*** Opening Records for this exercise ***

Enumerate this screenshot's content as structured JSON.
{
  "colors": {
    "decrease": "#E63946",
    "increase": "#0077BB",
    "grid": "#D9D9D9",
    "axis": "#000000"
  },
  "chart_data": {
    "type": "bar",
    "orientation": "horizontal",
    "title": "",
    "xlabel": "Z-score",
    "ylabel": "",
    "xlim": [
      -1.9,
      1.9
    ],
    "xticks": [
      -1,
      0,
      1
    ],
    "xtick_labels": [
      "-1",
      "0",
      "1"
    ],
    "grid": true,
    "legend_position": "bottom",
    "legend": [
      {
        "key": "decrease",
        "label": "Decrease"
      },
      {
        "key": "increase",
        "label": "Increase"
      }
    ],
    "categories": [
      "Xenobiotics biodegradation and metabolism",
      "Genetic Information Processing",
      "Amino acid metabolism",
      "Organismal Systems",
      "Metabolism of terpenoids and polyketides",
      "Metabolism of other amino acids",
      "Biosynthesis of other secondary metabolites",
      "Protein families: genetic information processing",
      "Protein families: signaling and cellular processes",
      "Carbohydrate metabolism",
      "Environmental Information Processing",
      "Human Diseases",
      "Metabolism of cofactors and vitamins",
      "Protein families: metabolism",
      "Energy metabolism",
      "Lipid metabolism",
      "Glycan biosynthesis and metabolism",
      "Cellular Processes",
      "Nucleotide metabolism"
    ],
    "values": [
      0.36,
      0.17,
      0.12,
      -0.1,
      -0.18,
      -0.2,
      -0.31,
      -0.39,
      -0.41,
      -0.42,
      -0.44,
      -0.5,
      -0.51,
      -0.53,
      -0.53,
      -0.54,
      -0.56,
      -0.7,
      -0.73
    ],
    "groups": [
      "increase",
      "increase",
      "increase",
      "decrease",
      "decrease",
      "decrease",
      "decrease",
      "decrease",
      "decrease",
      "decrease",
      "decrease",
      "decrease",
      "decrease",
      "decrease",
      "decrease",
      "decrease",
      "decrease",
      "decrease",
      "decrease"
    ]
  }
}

*** Closing Records for this exercise ***

Set the data down again in full. Keep it exact.

» Response box
Enumerate this screenshot's content as structured JSON.
{
  "colors": {
    "decrease": "#E63946",
    "increase": "#0077BB",
    "grid": "#D9D9D9",
    "axis": "#000000"
  },
  "chart_data": {
    "type": "bar",
    "orientation": "horizontal",
    "title": "",
    "xlabel": "Z-score",
    "ylabel": "",
    "xlim": [
      -1.9,
      1.9
    ],
    "xticks": [
      -1,
      0,
      1
    ],
    "xtick_labels": [
      "-1",
      "0",
      "1"
    ],
    "grid": true,
    "legend_position": "bottom",
    "legend": [
      {
        "key": "decrease",
        "label": "Decrease"
      },
      {
        "key": "increase",
        "label": "Increase"
      }
    ],
    "categories": [
      "Xenobiotics biodegradation and metabolism",
      "Genetic Information Processing",
      "Amino acid metabolism",
      "Organismal Systems",
      "Metabolism of terpenoids and polyketides",
      "Metabolism of other amino acids",
      "Biosynthesis of other secondary metabolites",
      "Protein families: genetic information processing",
      "Protein families: signaling and cellular processes",
      "Carbohydrate metabolism",
      "Environmental Information Processing",
      "Human Diseases",
      "Metabolism of cofactors and vitamins",
      "Protein families: metabolism",
      "Energy metabolism",
      "Lipid metabolism",
      "Glycan biosynthesis and metabolism",
      "Cellular Processes",
      "Nucleotide metabolism"
    ],
    "values": [
      0.36,
      0.17,
      0.12,
      -0.1,
      -0.18,
      -0.2,
      -0.31,
      -0.39,
      -0.41,
      -0.42,
      -0.44,
      -0.5,
      -0.51,
      -0.53,
      -0.53,
      -0.54,
      -0.56,
      -0.7,
      -0.73
    ],
    "groups": [
      "increase",
      "increase",
      "increase",
      "decrease",
      "decrease",
      "decrease",
      "decrease",
      "decrease",
      "decrease",
      "decrease",
      "decrease",
      "decrease",
      "decrease",
      "decrease",
      "decrease",
      "decrease",
      "decrease",
      "decrease",
      "decrease"
    ]
  }
}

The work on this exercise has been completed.